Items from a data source
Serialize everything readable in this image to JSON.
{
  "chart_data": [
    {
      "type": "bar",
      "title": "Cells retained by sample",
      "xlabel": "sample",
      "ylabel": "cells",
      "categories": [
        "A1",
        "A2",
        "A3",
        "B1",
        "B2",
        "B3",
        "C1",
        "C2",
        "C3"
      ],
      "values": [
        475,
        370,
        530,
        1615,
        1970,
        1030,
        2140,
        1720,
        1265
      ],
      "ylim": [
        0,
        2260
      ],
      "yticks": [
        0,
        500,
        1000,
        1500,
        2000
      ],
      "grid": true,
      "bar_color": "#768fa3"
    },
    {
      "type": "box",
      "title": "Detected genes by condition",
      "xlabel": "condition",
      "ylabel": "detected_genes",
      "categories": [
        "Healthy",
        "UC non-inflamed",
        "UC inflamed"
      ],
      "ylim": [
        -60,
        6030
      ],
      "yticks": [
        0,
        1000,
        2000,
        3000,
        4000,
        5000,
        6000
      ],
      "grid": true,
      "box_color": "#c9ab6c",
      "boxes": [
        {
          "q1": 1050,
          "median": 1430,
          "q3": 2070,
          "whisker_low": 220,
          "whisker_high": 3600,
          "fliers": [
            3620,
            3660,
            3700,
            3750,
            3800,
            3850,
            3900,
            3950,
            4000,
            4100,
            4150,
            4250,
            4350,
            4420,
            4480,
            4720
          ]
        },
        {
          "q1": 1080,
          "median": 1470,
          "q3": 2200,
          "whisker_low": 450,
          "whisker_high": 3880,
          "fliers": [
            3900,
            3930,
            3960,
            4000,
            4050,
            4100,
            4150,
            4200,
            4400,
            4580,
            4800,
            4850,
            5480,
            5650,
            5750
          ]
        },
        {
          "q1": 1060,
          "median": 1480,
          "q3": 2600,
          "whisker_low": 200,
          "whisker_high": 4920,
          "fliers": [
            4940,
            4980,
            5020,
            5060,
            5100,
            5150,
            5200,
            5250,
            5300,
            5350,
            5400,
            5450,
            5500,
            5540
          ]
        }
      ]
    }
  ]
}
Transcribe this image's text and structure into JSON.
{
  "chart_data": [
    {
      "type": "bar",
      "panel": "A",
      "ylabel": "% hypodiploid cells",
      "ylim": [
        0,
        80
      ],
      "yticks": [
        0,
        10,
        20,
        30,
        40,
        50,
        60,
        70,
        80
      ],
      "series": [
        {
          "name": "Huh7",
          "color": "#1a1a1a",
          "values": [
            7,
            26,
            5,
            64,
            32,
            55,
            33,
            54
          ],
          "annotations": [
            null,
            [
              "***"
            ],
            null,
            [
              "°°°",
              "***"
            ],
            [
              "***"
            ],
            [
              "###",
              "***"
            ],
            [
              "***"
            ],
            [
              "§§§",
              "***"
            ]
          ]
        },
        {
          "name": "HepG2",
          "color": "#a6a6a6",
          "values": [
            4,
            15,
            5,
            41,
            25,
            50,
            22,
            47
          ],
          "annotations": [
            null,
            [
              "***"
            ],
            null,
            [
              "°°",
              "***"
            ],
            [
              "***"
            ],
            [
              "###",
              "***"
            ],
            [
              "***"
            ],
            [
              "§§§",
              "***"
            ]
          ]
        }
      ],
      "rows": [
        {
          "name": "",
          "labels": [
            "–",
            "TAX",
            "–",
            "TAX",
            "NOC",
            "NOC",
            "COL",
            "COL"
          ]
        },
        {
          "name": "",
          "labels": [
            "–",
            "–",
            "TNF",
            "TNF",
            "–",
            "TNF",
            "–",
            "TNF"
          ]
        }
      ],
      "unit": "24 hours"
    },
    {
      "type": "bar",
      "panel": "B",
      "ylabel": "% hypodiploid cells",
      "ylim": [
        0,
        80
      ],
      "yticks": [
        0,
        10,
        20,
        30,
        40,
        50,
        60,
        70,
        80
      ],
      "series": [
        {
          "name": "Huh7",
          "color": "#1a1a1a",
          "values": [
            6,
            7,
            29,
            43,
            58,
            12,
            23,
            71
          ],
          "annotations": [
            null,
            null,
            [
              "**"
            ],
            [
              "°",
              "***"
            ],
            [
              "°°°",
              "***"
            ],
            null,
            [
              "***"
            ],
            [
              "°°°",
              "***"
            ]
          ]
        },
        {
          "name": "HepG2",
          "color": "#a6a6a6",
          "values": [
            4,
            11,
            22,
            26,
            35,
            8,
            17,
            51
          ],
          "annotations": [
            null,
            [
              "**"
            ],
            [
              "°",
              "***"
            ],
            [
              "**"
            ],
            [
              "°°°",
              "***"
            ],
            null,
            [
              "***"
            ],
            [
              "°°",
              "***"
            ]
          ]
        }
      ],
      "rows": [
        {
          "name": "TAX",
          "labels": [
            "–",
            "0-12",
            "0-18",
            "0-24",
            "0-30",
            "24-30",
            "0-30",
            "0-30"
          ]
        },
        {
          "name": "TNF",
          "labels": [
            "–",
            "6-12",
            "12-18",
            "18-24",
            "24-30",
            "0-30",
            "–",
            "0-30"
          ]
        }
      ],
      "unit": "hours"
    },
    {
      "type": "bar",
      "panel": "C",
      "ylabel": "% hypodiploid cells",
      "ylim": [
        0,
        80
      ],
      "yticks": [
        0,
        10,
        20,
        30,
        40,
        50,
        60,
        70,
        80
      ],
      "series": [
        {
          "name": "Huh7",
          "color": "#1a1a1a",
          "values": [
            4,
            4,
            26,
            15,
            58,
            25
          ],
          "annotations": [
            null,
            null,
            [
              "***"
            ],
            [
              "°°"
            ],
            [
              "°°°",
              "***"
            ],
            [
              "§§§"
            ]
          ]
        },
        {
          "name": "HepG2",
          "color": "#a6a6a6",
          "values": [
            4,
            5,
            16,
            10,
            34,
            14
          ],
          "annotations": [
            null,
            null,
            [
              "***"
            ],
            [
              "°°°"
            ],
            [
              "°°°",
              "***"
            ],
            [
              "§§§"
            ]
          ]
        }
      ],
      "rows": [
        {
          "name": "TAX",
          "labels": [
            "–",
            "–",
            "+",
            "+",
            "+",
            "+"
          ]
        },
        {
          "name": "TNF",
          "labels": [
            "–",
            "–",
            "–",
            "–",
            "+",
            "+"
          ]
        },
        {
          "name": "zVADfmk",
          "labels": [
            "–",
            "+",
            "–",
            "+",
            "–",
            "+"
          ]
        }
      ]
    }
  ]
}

→ **WORK REQUEST**:
Among the lines above, count those containing "JSON", and give only the number.

→ **TASK SOLUTION**:
2